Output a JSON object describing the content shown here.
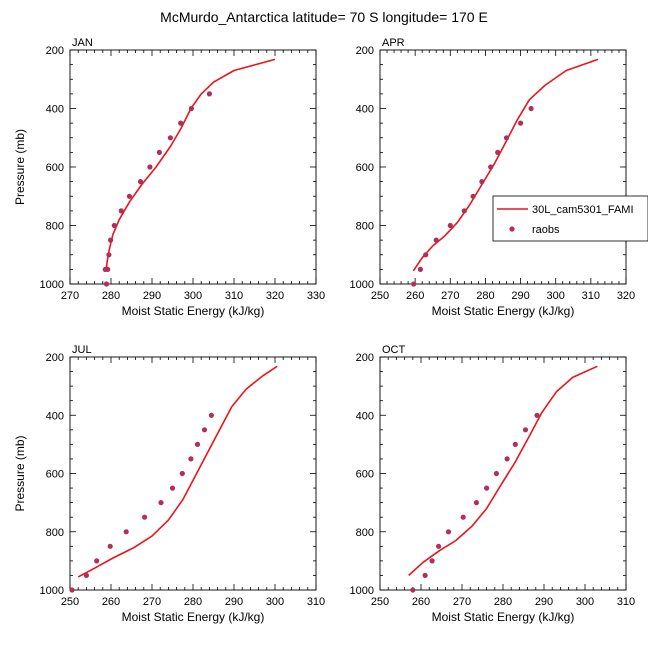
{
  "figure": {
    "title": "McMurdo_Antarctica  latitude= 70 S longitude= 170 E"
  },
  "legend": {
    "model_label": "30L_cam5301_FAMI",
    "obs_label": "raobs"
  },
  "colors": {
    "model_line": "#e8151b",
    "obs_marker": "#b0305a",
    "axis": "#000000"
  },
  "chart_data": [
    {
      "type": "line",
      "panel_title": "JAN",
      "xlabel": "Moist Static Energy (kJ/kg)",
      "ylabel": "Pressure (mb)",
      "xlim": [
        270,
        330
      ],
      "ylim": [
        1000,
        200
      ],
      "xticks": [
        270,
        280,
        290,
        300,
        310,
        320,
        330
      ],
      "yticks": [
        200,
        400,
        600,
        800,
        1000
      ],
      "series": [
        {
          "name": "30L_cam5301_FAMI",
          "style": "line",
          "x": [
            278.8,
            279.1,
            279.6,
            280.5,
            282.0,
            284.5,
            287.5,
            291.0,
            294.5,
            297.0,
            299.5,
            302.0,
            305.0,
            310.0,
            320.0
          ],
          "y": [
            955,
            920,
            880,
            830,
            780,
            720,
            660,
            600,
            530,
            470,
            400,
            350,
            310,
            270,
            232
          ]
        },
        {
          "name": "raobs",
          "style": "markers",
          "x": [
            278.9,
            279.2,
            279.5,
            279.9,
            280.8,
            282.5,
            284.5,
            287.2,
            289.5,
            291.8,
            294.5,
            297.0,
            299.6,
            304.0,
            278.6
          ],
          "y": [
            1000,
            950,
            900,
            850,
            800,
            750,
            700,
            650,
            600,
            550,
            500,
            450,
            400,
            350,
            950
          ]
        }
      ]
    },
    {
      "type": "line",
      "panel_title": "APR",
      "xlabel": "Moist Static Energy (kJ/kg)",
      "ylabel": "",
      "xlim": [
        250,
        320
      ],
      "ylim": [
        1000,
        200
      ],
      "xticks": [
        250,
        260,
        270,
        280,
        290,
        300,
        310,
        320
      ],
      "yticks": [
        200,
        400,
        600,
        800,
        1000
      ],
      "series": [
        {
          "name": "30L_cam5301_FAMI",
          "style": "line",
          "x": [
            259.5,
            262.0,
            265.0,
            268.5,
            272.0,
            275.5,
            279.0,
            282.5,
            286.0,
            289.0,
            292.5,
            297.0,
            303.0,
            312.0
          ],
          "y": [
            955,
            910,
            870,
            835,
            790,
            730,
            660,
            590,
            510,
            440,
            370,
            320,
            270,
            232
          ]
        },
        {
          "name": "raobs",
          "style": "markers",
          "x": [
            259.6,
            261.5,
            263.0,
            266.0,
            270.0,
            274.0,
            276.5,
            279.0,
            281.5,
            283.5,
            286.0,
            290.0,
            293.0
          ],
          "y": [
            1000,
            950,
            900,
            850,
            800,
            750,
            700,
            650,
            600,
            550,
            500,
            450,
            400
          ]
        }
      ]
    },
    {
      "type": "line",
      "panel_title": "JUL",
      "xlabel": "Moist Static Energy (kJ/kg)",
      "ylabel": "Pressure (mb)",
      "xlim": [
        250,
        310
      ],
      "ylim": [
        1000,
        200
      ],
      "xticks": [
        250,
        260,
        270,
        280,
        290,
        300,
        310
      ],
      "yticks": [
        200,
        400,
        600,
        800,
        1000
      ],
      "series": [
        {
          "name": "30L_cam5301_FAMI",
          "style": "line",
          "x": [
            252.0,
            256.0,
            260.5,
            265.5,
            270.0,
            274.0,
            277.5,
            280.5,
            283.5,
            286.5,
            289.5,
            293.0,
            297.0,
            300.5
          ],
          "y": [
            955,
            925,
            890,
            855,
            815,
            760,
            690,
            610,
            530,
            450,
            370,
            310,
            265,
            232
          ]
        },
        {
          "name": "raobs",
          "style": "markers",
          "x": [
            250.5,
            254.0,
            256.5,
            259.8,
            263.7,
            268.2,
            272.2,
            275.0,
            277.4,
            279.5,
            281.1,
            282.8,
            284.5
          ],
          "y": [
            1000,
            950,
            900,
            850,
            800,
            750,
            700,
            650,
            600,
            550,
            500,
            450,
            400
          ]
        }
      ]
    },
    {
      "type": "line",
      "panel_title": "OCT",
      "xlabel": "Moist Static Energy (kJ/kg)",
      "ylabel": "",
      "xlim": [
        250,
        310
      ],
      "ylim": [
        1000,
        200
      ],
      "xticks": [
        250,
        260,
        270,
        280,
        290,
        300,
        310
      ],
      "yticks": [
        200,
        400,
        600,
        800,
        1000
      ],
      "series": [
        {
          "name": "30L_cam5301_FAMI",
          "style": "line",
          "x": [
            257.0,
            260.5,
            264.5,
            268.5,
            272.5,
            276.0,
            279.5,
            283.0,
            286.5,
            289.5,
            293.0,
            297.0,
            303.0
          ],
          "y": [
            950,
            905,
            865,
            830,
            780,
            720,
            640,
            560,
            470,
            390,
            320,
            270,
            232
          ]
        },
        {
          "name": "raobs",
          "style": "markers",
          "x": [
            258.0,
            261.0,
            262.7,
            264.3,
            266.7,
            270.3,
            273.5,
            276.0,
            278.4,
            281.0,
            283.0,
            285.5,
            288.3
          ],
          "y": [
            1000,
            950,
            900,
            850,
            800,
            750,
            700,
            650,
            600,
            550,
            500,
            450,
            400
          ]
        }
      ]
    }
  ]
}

▶ _What is needed_
Output an exact copy of the material, with the pictures removed.

▶ _Written solution_
Output a JSON object describing the content shown here.
{
  "figure": {
    "title": "McMurdo_Antarctica  latitude= 70 S longitude= 170 E"
  },
  "legend": {
    "model_label": "30L_cam5301_FAMI",
    "obs_label": "raobs"
  },
  "colors": {
    "model_line": "#e8151b",
    "obs_marker": "#b0305a",
    "axis": "#000000"
  },
  "chart_data": [
    {
      "type": "line",
      "panel_title": "JAN",
      "xlabel": "Moist Static Energy (kJ/kg)",
      "ylabel": "Pressure (mb)",
      "xlim": [
        270,
        330
      ],
      "ylim": [
        1000,
        200
      ],
      "xticks": [
        270,
        280,
        290,
        300,
        310,
        320,
        330
      ],
      "yticks": [
        200,
        400,
        600,
        800,
        1000
      ],
      "series": [
        {
          "name": "30L_cam5301_FAMI",
          "style": "line",
          "x": [
            278.8,
            279.1,
            279.6,
            280.5,
            282.0,
            284.5,
            287.5,
            291.0,
            294.5,
            297.0,
            299.5,
            302.0,
            305.0,
            310.0,
            320.0
          ],
          "y": [
            955,
            920,
            880,
            830,
            780,
            720,
            660,
            600,
            530,
            470,
            400,
            350,
            310,
            270,
            232
          ]
        },
        {
          "name": "raobs",
          "style": "markers",
          "x": [
            278.9,
            279.2,
            279.5,
            279.9,
            280.8,
            282.5,
            284.5,
            287.2,
            289.5,
            291.8,
            294.5,
            297.0,
            299.6,
            304.0,
            278.6
          ],
          "y": [
            1000,
            950,
            900,
            850,
            800,
            750,
            700,
            650,
            600,
            550,
            500,
            450,
            400,
            350,
            950
          ]
        }
      ]
    },
    {
      "type": "line",
      "panel_title": "APR",
      "xlabel": "Moist Static Energy (kJ/kg)",
      "ylabel": "",
      "xlim": [
        250,
        320
      ],
      "ylim": [
        1000,
        200
      ],
      "xticks": [
        250,
        260,
        270,
        280,
        290,
        300,
        310,
        320
      ],
      "yticks": [
        200,
        400,
        600,
        800,
        1000
      ],
      "series": [
        {
          "name": "30L_cam5301_FAMI",
          "style": "line",
          "x": [
            259.5,
            262.0,
            265.0,
            268.5,
            272.0,
            275.5,
            279.0,
            282.5,
            286.0,
            289.0,
            292.5,
            297.0,
            303.0,
            312.0
          ],
          "y": [
            955,
            910,
            870,
            835,
            790,
            730,
            660,
            590,
            510,
            440,
            370,
            320,
            270,
            232
          ]
        },
        {
          "name": "raobs",
          "style": "markers",
          "x": [
            259.6,
            261.5,
            263.0,
            266.0,
            270.0,
            274.0,
            276.5,
            279.0,
            281.5,
            283.5,
            286.0,
            290.0,
            293.0
          ],
          "y": [
            1000,
            950,
            900,
            850,
            800,
            750,
            700,
            650,
            600,
            550,
            500,
            450,
            400
          ]
        }
      ]
    },
    {
      "type": "line",
      "panel_title": "JUL",
      "xlabel": "Moist Static Energy (kJ/kg)",
      "ylabel": "Pressure (mb)",
      "xlim": [
        250,
        310
      ],
      "ylim": [
        1000,
        200
      ],
      "xticks": [
        250,
        260,
        270,
        280,
        290,
        300,
        310
      ],
      "yticks": [
        200,
        400,
        600,
        800,
        1000
      ],
      "series": [
        {
          "name": "30L_cam5301_FAMI",
          "style": "line",
          "x": [
            252.0,
            256.0,
            260.5,
            265.5,
            270.0,
            274.0,
            277.5,
            280.5,
            283.5,
            286.5,
            289.5,
            293.0,
            297.0,
            300.5
          ],
          "y": [
            955,
            925,
            890,
            855,
            815,
            760,
            690,
            610,
            530,
            450,
            370,
            310,
            265,
            232
          ]
        },
        {
          "name": "raobs",
          "style": "markers",
          "x": [
            250.5,
            254.0,
            256.5,
            259.8,
            263.7,
            268.2,
            272.2,
            275.0,
            277.4,
            279.5,
            281.1,
            282.8,
            284.5
          ],
          "y": [
            1000,
            950,
            900,
            850,
            800,
            750,
            700,
            650,
            600,
            550,
            500,
            450,
            400
          ]
        }
      ]
    },
    {
      "type": "line",
      "panel_title": "OCT",
      "xlabel": "Moist Static Energy (kJ/kg)",
      "ylabel": "",
      "xlim": [
        250,
        310
      ],
      "ylim": [
        1000,
        200
      ],
      "xticks": [
        250,
        260,
        270,
        280,
        290,
        300,
        310
      ],
      "yticks": [
        200,
        400,
        600,
        800,
        1000
      ],
      "series": [
        {
          "name": "30L_cam5301_FAMI",
          "style": "line",
          "x": [
            257.0,
            260.5,
            264.5,
            268.5,
            272.5,
            276.0,
            279.5,
            283.0,
            286.5,
            289.5,
            293.0,
            297.0,
            303.0
          ],
          "y": [
            950,
            905,
            865,
            830,
            780,
            720,
            640,
            560,
            470,
            390,
            320,
            270,
            232
          ]
        },
        {
          "name": "raobs",
          "style": "markers",
          "x": [
            258.0,
            261.0,
            262.7,
            264.3,
            266.7,
            270.3,
            273.5,
            276.0,
            278.4,
            281.0,
            283.0,
            285.5,
            288.3
          ],
          "y": [
            1000,
            950,
            900,
            850,
            800,
            750,
            700,
            650,
            600,
            550,
            500,
            450,
            400
          ]
        }
      ]
    }
  ]
}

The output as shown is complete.